» **DIRECTIONS**
Select every line holding the word "pour" and copy it.
— START EXTRACTED ENTRIES —
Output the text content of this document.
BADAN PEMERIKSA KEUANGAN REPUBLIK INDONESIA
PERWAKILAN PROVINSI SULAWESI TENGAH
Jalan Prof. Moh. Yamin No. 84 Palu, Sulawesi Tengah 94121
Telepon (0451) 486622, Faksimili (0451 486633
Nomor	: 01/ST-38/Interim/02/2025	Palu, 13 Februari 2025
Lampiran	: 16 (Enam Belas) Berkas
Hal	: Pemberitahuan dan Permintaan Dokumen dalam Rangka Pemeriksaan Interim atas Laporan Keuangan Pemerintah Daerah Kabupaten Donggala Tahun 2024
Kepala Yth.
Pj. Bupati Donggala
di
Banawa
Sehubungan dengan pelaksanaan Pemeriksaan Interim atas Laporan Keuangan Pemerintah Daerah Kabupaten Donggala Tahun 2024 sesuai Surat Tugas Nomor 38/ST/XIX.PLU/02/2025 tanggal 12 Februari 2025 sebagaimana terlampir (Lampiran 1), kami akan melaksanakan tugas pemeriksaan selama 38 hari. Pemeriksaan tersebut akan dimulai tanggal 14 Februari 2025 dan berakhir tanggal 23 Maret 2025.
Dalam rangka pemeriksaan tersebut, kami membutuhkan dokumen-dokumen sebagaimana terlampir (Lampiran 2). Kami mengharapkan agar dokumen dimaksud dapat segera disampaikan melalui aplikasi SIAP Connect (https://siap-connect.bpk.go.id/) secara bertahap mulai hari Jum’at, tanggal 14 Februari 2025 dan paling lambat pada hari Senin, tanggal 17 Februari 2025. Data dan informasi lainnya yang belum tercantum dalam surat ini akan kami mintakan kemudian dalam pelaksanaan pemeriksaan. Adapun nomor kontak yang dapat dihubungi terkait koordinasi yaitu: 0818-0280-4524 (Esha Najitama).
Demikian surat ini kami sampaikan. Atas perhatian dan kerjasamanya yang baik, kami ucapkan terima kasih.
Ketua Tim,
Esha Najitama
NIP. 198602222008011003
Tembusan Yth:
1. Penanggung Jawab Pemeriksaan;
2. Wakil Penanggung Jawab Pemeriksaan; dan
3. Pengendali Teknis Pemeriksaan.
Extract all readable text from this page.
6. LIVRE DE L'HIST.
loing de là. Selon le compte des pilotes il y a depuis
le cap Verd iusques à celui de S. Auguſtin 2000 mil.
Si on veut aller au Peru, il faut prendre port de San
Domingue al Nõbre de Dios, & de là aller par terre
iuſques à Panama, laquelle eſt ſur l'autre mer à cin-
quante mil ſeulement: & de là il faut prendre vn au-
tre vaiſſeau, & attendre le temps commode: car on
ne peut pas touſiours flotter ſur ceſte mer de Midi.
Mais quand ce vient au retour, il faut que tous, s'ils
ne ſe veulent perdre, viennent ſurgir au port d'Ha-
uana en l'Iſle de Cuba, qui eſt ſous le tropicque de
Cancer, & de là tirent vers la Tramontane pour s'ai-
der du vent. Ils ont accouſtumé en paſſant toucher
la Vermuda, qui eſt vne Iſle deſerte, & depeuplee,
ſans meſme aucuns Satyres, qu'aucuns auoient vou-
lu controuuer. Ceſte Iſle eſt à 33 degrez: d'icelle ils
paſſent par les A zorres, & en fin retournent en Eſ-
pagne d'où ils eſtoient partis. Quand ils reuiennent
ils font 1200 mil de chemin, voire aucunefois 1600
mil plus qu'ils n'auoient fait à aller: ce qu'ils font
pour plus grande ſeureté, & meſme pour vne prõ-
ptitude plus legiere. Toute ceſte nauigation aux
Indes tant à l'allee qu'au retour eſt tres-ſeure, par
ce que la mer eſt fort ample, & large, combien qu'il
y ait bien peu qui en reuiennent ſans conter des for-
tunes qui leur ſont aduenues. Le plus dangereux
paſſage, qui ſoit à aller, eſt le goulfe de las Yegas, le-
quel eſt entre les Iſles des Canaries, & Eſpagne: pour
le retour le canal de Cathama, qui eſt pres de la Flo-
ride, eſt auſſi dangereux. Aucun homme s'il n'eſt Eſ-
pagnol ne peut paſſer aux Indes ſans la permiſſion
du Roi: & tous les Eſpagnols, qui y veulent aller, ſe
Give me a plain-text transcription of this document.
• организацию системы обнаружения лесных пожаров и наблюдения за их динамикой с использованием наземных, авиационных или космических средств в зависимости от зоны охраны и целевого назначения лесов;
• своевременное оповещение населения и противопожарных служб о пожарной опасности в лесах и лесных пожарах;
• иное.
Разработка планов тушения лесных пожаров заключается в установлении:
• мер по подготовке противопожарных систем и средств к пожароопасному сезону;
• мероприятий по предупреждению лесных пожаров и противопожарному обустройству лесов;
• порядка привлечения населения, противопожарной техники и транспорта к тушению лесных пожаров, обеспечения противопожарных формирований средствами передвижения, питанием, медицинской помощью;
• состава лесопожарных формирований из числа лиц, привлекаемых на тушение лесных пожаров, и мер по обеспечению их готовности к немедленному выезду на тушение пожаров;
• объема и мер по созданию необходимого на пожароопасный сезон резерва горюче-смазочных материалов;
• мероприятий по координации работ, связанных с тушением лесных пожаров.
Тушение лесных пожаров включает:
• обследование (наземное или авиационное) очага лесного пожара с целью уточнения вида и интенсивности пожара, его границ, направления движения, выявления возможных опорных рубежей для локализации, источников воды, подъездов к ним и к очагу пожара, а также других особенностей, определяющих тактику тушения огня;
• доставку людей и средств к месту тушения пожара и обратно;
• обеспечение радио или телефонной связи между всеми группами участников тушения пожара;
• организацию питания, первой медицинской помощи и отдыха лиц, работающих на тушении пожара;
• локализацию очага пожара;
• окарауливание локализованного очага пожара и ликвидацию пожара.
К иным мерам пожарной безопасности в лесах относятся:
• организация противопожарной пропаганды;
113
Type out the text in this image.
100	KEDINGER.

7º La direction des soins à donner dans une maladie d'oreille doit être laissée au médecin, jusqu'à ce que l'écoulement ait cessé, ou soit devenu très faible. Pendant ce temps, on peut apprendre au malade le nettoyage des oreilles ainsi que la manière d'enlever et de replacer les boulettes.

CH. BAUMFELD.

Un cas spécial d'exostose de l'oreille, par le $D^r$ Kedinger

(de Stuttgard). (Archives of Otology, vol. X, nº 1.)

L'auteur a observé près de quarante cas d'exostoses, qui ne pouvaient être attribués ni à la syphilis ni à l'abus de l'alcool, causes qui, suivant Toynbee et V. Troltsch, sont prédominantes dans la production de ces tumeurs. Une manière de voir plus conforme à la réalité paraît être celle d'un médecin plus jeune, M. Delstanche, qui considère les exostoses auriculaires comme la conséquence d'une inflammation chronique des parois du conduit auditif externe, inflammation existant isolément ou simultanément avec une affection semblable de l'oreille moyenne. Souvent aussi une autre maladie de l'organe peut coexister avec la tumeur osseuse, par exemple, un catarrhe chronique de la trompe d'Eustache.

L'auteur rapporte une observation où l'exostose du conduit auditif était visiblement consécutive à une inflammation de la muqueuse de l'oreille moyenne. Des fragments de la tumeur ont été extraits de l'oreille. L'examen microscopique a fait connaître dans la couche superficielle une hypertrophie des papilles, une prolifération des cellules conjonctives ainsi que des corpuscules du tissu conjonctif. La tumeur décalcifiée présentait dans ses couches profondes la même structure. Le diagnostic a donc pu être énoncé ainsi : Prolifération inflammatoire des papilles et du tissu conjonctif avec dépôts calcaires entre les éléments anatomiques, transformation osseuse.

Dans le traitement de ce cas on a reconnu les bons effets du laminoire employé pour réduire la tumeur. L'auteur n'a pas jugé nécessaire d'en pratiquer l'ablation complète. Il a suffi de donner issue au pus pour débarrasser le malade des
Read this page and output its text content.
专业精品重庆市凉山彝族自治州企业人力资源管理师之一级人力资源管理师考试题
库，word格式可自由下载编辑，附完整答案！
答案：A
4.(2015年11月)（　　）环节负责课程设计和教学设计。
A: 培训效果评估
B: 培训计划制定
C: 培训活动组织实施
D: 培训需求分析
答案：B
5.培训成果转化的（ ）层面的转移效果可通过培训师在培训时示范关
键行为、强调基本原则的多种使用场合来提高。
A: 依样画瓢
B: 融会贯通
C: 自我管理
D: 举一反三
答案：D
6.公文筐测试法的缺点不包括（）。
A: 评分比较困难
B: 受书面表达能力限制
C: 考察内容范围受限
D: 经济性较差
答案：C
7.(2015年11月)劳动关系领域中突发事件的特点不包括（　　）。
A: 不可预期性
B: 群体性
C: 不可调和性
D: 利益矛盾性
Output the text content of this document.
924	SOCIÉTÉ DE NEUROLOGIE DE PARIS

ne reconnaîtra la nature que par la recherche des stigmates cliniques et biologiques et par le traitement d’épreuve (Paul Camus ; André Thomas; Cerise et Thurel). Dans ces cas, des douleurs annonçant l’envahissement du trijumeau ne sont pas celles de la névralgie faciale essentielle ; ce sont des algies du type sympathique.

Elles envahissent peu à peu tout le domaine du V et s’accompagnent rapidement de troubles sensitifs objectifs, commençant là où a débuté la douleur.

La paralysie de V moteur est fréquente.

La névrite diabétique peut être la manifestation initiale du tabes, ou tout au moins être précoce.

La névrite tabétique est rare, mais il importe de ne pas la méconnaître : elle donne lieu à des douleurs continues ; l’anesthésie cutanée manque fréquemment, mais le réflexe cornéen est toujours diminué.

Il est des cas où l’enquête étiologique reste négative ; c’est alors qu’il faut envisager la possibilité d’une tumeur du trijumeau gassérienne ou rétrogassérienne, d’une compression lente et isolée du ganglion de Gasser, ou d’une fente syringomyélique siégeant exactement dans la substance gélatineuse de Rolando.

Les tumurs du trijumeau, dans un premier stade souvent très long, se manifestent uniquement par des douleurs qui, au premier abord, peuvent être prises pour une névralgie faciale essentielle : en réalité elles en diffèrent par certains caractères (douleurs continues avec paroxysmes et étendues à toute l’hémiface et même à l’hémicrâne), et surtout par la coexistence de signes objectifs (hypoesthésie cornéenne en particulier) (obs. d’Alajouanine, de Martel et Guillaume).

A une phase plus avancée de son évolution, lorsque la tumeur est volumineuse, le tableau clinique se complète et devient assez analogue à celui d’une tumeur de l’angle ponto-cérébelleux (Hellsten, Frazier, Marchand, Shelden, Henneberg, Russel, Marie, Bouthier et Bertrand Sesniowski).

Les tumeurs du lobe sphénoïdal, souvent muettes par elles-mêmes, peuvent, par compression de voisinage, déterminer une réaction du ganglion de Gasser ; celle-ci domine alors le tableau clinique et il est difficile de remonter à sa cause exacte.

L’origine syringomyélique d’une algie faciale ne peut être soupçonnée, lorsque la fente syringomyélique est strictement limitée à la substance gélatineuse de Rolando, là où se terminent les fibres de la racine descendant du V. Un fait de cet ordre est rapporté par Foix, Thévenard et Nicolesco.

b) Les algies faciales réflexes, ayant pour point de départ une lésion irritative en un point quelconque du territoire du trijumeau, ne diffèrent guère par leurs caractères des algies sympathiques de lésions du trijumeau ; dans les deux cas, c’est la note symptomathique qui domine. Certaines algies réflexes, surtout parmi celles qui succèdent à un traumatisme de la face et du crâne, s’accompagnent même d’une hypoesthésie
— END EXTRACTED ENTRIES —
» **REPLY TO THE EXERCISE**
Cancer, & de là tirent vers la Tramontane pour s'ai-
pour plus grande ſeureté, & meſme pour vne prõ-
quel eſt entre les Iſles des Canaries, & Eſpagne: pour
Dans le traitement de ce cas on a reconnu les bons effets du laminoire employé pour réduire la tumeur. L'auteur n'a pas jugé nécessaire d'en pratiquer l'ablation complète. Il a suffi de donner issue au pus pour débarrasser le malade des
Les tumurs du trijumeau, dans un premier stade souvent très long, se manifestent uniquement par des douleurs qui, au premier abord, peuvent être prises pour une névralgie faciale essentielle : en réalité elles en diffèrent par certains caractères (douleurs continues avec paroxysmes et étendues à toute l’hémiface et même à l’hémicrâne), et surtout par la coexistence de signes objectifs (hypoesthésie cornéenne en particulier) (obs. d’Alajouanine, de Martel et Guillaume).
b) Les algies faciales réflexes, ayant pour point de départ une lésion irritative en un point quelconque du territoire du trijumeau, ne diffèrent guère par leurs caractères des algies sympathiques de lésions du trijumeau ; dans les deux cas, c’est la note symptomathique qui domine. Certaines algies réflexes, surtout parmi celles qui succèdent à un traumatisme de la face et du crâne, s’accompagnent même d’une hypoesthésie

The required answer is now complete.